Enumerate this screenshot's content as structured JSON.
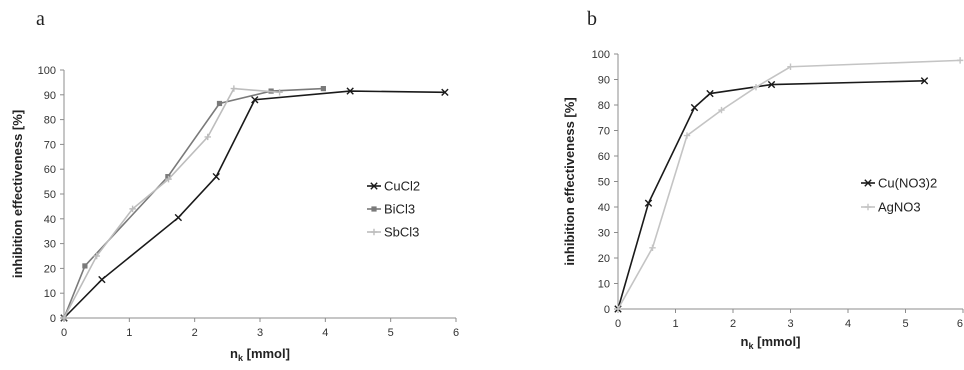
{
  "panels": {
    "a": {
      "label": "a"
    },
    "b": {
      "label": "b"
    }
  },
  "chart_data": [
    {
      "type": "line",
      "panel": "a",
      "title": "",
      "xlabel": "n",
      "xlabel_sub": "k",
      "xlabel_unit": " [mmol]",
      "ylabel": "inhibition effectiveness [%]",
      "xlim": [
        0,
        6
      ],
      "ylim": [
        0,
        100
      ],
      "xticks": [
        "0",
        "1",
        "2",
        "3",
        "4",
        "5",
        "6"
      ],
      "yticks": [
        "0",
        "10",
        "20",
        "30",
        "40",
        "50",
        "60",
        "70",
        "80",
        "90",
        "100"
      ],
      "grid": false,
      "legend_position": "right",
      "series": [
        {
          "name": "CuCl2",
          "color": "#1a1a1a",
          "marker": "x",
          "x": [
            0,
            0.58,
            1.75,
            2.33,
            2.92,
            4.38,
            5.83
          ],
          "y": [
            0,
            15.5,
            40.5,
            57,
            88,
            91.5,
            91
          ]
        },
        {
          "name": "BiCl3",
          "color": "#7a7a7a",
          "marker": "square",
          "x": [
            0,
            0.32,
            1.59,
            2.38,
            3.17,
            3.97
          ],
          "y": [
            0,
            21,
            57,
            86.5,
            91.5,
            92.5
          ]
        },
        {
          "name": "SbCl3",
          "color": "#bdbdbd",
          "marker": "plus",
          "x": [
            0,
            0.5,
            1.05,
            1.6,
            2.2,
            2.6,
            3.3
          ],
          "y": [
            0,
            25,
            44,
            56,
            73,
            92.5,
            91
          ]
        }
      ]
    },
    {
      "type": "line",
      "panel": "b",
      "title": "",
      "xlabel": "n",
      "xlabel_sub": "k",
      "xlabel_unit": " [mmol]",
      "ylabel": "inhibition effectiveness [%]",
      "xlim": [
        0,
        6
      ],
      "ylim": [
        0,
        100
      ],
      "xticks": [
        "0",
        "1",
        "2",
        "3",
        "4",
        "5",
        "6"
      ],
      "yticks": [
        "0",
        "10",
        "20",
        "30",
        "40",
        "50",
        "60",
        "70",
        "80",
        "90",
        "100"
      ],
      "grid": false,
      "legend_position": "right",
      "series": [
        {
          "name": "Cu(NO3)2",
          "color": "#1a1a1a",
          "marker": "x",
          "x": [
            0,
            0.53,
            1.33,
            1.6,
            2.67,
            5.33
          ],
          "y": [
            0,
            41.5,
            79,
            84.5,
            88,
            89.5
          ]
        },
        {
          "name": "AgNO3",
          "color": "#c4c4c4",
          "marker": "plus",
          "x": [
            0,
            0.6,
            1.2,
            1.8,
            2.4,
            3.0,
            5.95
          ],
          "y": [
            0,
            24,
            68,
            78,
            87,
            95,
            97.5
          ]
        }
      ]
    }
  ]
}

---+---

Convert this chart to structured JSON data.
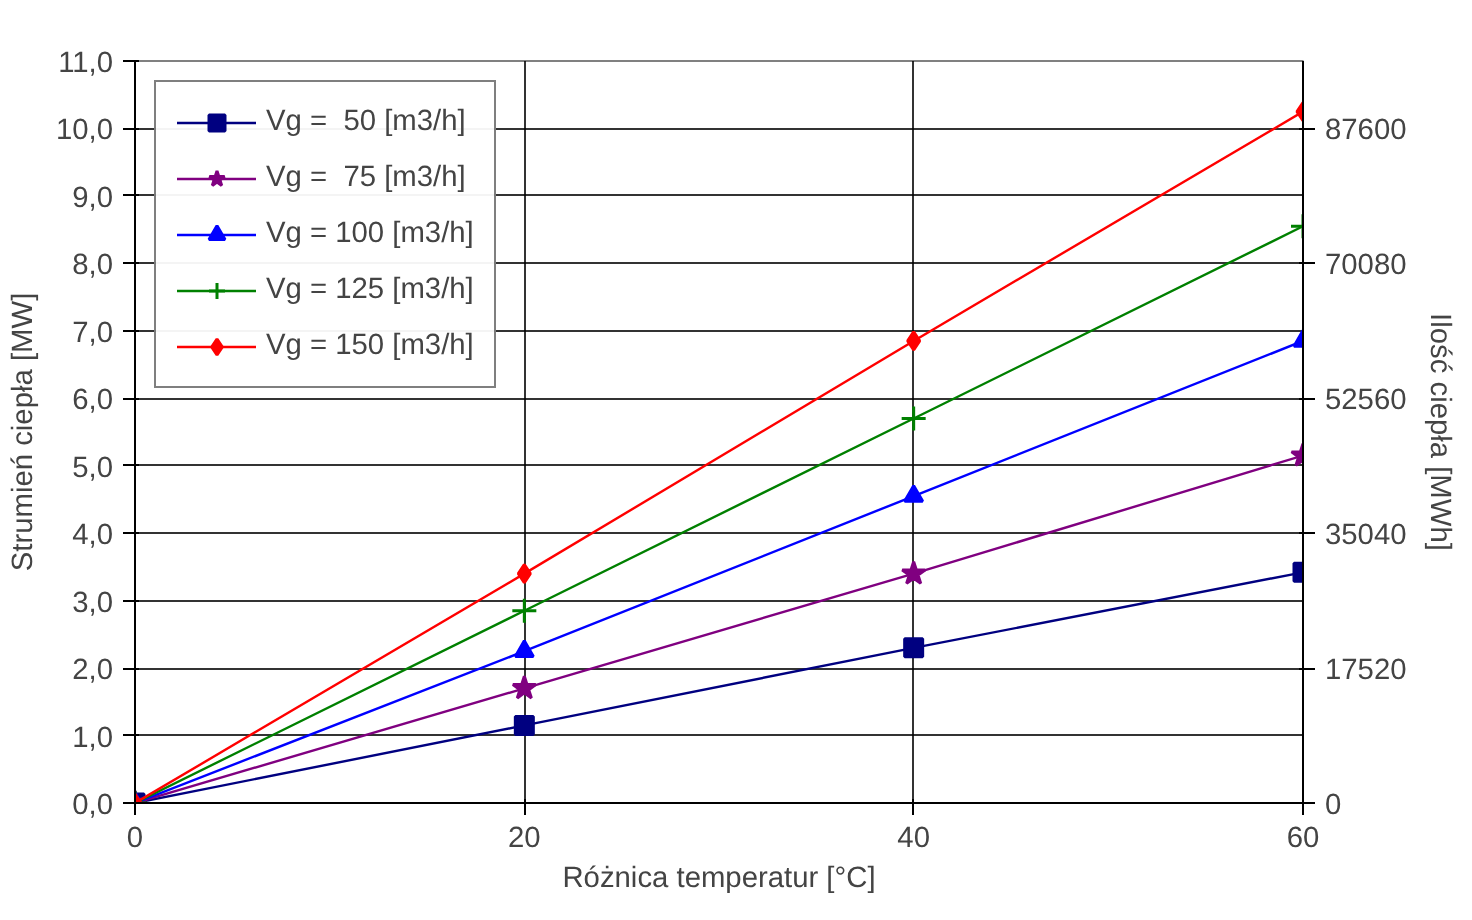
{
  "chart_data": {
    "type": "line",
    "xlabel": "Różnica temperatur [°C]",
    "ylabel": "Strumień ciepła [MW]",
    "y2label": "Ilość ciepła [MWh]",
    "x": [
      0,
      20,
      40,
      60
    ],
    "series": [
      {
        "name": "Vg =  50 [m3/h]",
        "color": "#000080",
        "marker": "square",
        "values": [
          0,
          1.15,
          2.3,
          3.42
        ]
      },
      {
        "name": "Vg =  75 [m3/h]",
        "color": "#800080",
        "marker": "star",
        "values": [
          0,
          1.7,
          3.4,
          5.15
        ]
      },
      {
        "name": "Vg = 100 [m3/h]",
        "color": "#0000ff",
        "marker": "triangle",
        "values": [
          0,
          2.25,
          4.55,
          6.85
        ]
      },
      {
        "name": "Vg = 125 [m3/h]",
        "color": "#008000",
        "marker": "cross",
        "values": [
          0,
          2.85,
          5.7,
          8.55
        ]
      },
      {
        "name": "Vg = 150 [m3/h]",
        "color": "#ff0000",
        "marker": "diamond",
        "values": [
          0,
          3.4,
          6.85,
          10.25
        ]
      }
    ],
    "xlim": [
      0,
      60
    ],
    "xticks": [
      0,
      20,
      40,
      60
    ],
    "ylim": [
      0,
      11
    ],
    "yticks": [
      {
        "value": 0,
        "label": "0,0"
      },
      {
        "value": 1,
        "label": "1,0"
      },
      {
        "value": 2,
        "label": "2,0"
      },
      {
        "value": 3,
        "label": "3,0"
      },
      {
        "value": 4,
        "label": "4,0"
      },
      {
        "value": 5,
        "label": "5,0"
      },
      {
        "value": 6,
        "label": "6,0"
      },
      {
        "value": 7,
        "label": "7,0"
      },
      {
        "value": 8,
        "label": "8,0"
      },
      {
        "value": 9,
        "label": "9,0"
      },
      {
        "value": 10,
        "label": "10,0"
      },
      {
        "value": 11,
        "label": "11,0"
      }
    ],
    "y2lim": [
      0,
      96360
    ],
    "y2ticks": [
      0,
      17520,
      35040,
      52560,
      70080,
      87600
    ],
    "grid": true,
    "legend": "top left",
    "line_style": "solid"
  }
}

---+---

*WHAT THE TASK REQUIRES*: Count the lines of the data that contain the string "color", and reply with that number alone.

*ANSWER FOR THIS EXERCISE*: 10